§ **Aim of the exercise**:
Return the lines where the word "login" occurs.

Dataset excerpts
====

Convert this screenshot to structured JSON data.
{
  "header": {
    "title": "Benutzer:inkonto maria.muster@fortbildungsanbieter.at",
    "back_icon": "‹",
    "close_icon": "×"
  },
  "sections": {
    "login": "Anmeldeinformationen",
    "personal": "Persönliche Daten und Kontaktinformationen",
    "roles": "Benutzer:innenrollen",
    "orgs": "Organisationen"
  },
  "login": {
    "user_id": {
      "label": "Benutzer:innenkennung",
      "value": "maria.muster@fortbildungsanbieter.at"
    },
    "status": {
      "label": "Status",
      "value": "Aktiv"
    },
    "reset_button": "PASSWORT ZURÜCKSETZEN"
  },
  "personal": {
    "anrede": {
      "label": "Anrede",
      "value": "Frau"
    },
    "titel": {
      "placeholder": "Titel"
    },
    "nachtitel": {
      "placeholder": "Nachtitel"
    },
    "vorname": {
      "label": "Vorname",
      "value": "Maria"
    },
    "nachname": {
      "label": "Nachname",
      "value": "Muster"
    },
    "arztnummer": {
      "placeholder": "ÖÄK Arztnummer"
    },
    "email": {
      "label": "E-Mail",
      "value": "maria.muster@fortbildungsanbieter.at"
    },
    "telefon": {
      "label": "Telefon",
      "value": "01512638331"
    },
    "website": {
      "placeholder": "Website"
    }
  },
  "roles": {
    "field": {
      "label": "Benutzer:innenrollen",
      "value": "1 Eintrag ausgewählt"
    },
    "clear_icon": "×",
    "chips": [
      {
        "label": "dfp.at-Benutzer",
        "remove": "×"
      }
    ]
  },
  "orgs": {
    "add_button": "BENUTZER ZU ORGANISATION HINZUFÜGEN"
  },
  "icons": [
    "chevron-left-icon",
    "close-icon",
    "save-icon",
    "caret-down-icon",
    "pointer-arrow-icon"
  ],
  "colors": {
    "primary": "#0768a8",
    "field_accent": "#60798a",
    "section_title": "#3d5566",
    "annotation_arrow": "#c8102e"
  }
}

====

§ **Exercise answer**:
    "login": "Anmeldeinformationen",
  "login": {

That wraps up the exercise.